Set problem: Restate each of the lines below word for word and drop every picture.

Data extract:
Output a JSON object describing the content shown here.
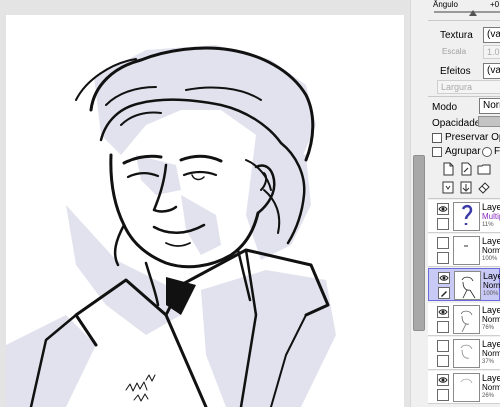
{
  "brush_panel": {
    "angle_label": "Ângulo",
    "angle_value": "+0",
    "texture_label": "Textura",
    "texture_value": "(va",
    "scale_label": "Escala",
    "scale_value": "1.0",
    "effects_label": "Efeitos",
    "effects_value": "(va",
    "width_label": "Largura"
  },
  "layer_panel": {
    "mode_label": "Modo",
    "mode_value": "Norm",
    "opacity_label": "Opacidade",
    "preserve_label": "Preservar Opac",
    "group_label": "Agrupar",
    "radio_label": "F",
    "layers": [
      {
        "name": "Laye",
        "mode": "Multip",
        "opacity": "11%",
        "mode_color": "#8a2bbd"
      },
      {
        "name": "Laye",
        "mode": "Norm",
        "opacity": "100%",
        "mode_color": "#000000"
      },
      {
        "name": "Laye",
        "mode": "Norm",
        "opacity": "100%",
        "mode_color": "#000000"
      },
      {
        "name": "Laye",
        "mode": "Norm",
        "opacity": "76%",
        "mode_color": "#000000"
      },
      {
        "name": "Laye",
        "mode": "Norm",
        "opacity": "37%",
        "mode_color": "#000000"
      },
      {
        "name": "Laye",
        "mode": "Norm",
        "opacity": "26%",
        "mode_color": "#000000"
      }
    ]
  },
  "colors": {
    "selected_layer": "#c9c9f5",
    "selected_border": "#6a6ad8",
    "shadow_fill": "#e2e2ee"
  }
}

Output for this task:
Output a JSON object describing the content shown here.
{
  "brush_panel": {
    "angle_label": "Ângulo",
    "angle_value": "+0",
    "texture_label": "Textura",
    "texture_value": "(va",
    "scale_label": "Escala",
    "scale_value": "1.0",
    "effects_label": "Efeitos",
    "effects_value": "(va",
    "width_label": "Largura"
  },
  "layer_panel": {
    "mode_label": "Modo",
    "mode_value": "Norm",
    "opacity_label": "Opacidade",
    "preserve_label": "Preservar Opac",
    "group_label": "Agrupar",
    "radio_label": "F",
    "layers": [
      {
        "name": "Laye",
        "mode": "Multip",
        "opacity": "11%",
        "mode_color": "#8a2bbd"
      },
      {
        "name": "Laye",
        "mode": "Norm",
        "opacity": "100%",
        "mode_color": "#000000"
      },
      {
        "name": "Laye",
        "mode": "Norm",
        "opacity": "100%",
        "mode_color": "#000000"
      },
      {
        "name": "Laye",
        "mode": "Norm",
        "opacity": "76%",
        "mode_color": "#000000"
      },
      {
        "name": "Laye",
        "mode": "Norm",
        "opacity": "37%",
        "mode_color": "#000000"
      },
      {
        "name": "Laye",
        "mode": "Norm",
        "opacity": "26%",
        "mode_color": "#000000"
      }
    ]
  },
  "colors": {
    "selected_layer": "#c9c9f5",
    "selected_border": "#6a6ad8",
    "shadow_fill": "#e2e2ee"
  }
}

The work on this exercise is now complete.